DATA EXTRACT:

==========

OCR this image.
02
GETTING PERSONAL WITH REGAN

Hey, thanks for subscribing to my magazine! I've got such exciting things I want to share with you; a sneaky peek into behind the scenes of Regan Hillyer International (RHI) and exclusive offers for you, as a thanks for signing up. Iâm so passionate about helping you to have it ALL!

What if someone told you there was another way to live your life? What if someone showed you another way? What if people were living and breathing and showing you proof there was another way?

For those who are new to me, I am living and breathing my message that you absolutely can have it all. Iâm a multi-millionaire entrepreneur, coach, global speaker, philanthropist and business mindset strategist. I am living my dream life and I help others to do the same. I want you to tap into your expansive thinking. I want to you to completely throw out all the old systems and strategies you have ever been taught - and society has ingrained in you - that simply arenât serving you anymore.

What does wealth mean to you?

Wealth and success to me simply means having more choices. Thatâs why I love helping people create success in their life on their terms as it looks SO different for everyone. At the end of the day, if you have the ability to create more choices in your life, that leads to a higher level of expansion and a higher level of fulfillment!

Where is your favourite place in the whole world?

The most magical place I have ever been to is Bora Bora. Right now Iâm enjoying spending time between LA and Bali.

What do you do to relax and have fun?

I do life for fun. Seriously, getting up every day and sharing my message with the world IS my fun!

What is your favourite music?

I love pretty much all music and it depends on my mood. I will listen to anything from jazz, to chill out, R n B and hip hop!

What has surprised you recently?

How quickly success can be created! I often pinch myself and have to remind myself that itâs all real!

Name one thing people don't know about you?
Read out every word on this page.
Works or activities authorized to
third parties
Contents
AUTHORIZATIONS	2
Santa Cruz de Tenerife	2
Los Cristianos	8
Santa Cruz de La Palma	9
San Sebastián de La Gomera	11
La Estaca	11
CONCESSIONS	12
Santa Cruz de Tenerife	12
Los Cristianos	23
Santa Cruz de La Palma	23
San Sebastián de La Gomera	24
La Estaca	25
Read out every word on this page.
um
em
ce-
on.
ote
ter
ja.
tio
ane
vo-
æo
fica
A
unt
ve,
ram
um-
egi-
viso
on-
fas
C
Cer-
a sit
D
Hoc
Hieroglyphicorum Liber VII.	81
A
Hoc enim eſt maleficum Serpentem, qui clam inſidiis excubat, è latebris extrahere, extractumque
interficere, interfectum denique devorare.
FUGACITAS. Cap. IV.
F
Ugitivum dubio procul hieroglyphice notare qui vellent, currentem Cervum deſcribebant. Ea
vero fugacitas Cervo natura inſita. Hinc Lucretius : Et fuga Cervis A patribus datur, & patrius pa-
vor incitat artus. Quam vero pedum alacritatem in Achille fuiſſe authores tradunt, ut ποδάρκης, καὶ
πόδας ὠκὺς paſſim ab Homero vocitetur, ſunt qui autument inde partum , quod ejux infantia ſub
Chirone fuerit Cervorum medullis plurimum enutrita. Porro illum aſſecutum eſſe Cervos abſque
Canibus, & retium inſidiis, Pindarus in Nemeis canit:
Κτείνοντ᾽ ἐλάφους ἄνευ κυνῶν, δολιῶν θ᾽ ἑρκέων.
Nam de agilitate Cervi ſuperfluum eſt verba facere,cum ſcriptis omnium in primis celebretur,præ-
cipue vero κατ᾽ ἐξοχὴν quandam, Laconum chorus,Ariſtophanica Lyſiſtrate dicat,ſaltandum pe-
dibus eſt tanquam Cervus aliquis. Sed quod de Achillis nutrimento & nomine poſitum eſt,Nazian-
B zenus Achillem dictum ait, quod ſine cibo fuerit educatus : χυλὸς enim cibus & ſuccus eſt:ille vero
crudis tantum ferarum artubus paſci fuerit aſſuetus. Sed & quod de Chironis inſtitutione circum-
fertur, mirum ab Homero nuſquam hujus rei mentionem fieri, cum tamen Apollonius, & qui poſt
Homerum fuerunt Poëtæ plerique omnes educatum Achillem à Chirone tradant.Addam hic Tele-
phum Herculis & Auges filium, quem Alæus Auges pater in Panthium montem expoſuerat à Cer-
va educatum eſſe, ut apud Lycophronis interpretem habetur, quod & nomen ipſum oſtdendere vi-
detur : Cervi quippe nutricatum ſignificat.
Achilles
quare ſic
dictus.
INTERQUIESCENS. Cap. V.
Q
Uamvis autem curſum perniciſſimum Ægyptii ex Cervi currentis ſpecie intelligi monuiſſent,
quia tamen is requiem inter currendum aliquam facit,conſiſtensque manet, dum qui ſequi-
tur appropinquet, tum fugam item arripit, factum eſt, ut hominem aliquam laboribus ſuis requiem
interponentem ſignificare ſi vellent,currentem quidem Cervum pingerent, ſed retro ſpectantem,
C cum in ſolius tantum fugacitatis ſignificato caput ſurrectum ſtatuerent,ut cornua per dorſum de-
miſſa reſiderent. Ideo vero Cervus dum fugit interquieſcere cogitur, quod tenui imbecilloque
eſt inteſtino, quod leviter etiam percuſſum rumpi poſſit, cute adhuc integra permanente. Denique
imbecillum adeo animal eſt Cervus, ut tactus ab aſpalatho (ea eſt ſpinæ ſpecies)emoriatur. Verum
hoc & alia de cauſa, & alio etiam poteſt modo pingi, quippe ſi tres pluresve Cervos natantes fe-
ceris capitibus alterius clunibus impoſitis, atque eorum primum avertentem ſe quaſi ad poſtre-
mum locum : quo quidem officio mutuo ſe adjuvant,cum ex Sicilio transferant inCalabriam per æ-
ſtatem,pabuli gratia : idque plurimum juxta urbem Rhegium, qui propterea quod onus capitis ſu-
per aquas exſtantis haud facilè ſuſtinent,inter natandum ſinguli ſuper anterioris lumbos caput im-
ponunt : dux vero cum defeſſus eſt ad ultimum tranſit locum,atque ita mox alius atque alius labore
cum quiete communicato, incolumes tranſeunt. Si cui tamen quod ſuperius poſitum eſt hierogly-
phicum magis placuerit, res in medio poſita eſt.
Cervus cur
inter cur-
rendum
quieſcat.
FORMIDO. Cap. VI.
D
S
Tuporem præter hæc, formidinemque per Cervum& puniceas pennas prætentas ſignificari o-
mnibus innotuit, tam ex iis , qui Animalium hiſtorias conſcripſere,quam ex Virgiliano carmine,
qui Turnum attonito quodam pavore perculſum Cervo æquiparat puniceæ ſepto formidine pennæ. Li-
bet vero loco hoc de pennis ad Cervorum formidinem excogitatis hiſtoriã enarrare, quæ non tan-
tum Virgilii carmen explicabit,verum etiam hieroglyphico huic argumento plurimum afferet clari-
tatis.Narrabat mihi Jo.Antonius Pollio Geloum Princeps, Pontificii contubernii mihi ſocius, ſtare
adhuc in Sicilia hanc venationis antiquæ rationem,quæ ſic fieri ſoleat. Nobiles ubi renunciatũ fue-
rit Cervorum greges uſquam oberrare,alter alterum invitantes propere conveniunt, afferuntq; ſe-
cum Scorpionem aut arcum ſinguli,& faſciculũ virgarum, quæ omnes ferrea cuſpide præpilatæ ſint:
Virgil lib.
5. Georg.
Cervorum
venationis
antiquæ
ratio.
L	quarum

==========

CHALLENGE:
Of the lines above, how many include the word "Homero"? Reply with the number only.

TASK ANSWER:
2